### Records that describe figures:
↓↓↓

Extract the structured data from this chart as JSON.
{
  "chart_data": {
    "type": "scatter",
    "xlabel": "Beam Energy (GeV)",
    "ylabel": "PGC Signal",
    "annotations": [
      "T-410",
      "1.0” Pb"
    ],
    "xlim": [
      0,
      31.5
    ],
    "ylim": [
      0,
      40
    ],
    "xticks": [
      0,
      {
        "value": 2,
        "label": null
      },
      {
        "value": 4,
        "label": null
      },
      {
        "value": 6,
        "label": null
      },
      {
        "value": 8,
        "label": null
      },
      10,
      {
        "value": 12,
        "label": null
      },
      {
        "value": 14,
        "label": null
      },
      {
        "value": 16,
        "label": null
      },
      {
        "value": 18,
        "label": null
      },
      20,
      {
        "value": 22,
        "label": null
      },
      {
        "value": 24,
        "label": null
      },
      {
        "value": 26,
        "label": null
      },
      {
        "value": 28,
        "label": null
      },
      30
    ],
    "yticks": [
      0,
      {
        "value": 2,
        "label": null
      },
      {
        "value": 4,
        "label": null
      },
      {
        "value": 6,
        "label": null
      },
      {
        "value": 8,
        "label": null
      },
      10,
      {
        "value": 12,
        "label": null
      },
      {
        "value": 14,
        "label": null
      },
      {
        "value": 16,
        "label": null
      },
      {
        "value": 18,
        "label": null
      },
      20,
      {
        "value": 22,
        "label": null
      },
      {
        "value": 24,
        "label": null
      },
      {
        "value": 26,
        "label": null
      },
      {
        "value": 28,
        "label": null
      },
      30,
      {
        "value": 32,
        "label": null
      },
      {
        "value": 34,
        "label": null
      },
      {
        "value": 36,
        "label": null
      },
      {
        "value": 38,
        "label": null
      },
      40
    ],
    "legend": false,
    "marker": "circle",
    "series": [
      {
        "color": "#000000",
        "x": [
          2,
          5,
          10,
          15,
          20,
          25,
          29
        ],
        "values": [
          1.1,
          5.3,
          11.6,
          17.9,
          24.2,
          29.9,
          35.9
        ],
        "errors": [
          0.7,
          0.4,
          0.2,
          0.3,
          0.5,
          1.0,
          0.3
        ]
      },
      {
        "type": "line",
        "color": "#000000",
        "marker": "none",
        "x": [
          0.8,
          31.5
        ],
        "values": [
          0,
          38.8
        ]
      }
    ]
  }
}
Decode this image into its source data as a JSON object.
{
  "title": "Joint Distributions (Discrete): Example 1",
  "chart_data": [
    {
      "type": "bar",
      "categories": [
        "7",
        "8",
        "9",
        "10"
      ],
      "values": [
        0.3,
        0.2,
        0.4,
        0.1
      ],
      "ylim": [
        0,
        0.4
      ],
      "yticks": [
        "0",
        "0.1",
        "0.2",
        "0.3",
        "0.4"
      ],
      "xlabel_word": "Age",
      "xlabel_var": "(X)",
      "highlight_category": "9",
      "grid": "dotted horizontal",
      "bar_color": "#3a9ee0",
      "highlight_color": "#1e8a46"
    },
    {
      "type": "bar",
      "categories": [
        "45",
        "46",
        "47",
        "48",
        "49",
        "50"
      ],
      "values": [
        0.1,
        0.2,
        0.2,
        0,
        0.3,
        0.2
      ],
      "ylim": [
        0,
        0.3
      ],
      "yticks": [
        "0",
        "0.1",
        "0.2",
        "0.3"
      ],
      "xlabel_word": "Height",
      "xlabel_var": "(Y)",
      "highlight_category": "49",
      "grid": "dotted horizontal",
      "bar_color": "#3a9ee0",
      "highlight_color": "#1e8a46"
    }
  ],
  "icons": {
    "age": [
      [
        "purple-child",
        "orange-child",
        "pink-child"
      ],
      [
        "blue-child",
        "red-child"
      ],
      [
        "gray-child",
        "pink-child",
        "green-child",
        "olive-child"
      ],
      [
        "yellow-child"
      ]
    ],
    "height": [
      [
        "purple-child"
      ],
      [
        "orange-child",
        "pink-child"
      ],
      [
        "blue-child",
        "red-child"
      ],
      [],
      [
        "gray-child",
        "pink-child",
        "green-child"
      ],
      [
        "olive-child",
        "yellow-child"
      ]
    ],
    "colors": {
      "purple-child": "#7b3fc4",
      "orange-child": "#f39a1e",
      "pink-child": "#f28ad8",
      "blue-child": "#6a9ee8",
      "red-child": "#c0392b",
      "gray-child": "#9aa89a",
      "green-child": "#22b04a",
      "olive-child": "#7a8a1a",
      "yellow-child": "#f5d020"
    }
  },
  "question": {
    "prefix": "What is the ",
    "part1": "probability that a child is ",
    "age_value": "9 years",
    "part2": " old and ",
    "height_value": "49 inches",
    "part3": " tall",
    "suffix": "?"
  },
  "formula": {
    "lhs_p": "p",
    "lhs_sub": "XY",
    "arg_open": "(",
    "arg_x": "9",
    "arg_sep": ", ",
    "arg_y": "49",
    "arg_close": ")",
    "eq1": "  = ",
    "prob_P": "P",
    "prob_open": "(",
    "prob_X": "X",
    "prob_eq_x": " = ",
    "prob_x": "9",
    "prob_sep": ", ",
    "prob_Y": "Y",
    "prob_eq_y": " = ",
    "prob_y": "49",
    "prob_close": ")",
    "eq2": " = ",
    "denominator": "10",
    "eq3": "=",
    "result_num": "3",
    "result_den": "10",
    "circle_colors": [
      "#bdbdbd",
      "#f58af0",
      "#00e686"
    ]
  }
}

↑↑↑

### Task instructions:
Identify how many lines in the entries above include the string "JSON", then state that number alone.

### Complete answer:
2